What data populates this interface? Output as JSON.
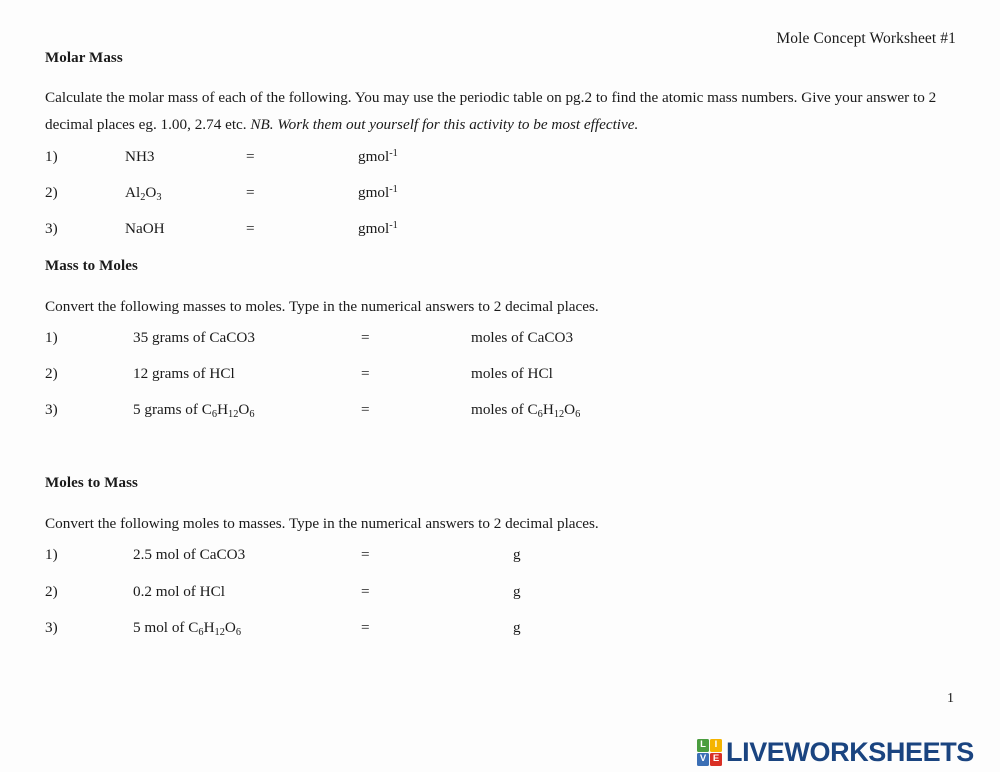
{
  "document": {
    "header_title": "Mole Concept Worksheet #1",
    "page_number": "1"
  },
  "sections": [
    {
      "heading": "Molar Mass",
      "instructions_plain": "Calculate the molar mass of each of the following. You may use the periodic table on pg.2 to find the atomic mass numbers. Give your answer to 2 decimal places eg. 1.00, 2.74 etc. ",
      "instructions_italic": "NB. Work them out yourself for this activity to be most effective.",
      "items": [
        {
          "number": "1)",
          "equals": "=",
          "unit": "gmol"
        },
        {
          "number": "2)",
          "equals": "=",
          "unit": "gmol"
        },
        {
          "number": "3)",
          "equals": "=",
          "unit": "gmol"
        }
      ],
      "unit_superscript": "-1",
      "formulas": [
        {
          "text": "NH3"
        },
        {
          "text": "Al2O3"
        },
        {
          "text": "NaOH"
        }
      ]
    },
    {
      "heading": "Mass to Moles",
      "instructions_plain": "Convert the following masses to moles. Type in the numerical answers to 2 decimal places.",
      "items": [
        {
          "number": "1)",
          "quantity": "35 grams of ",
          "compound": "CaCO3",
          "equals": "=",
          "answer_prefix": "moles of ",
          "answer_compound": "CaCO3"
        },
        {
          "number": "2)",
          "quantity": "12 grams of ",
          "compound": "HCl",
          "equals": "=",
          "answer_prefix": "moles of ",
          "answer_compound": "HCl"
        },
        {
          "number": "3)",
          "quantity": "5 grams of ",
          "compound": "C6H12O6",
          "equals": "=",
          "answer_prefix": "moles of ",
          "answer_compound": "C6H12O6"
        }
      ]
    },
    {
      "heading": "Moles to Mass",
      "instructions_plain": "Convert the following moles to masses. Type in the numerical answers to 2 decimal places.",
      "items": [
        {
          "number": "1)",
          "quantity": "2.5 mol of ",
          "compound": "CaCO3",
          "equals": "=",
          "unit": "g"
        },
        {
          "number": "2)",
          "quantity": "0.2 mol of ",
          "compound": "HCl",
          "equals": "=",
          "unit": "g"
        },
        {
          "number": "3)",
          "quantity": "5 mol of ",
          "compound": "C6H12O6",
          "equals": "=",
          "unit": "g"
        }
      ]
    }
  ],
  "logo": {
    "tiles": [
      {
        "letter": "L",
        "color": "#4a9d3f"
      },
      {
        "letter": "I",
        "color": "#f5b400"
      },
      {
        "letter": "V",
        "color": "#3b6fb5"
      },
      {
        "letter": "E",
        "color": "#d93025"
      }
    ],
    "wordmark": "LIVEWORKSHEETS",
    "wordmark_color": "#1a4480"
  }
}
==
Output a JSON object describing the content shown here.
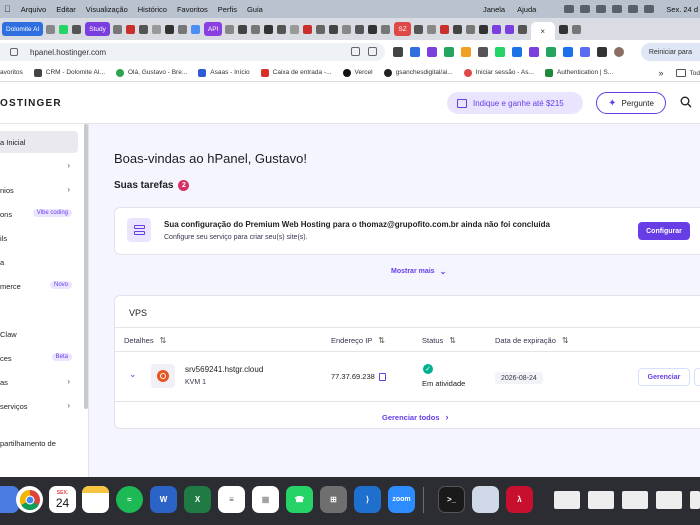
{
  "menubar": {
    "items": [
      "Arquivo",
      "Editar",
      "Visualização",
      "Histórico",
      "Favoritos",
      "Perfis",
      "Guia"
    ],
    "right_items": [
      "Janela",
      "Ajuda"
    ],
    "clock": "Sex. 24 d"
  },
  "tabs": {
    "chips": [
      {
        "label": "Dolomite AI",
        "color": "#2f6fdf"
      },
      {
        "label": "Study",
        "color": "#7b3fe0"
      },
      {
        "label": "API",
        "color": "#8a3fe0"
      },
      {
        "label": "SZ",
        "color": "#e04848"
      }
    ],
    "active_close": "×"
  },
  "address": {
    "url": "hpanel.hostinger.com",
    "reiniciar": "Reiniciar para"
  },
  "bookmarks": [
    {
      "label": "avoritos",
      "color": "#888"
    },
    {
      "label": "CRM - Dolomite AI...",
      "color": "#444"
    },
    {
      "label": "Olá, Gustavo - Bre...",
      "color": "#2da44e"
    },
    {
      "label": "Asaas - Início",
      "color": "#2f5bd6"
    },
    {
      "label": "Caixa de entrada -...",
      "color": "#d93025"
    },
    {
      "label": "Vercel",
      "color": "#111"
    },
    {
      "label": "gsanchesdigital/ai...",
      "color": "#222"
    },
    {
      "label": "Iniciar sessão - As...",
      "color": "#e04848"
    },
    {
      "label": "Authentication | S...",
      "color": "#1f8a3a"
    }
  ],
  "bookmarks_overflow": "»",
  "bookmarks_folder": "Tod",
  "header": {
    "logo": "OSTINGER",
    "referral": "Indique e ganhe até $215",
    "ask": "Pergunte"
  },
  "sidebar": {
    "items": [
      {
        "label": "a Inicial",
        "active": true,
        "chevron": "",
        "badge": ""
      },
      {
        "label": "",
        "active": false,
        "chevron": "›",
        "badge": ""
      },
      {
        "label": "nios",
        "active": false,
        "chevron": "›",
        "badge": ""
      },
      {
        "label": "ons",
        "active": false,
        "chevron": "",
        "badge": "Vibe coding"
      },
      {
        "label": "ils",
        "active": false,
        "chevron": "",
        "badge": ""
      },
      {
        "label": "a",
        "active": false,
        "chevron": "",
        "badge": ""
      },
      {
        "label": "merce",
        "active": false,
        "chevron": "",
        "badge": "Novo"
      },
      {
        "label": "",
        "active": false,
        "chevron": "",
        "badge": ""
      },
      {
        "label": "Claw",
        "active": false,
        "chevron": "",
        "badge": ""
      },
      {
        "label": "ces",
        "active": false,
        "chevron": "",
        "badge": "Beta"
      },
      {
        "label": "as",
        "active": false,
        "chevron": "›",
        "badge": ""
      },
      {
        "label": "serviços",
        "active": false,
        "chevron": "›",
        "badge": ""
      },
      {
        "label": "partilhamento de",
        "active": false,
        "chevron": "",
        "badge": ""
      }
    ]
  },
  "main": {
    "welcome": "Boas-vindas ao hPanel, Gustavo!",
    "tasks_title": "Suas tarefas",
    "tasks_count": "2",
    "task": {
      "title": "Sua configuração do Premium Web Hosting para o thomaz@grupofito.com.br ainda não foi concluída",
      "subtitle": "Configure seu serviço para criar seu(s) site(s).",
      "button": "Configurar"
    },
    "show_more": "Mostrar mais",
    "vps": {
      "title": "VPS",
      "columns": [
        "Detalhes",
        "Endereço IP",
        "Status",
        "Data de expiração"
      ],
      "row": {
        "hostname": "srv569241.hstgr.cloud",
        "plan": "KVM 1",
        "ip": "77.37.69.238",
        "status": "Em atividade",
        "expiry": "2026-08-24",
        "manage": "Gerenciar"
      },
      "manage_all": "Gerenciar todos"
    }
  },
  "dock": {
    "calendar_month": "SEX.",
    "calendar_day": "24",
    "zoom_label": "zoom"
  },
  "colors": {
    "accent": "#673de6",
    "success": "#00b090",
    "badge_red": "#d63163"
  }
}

### EXERCISE DESCRIPTION
Return each line in the records that holds the string "Gustavo".

### OUTPUT OF THE TASK
      "label": "Olá, Gustavo - Bre...",
    "welcome": "Boas-vindas ao hPanel, Gustavo!",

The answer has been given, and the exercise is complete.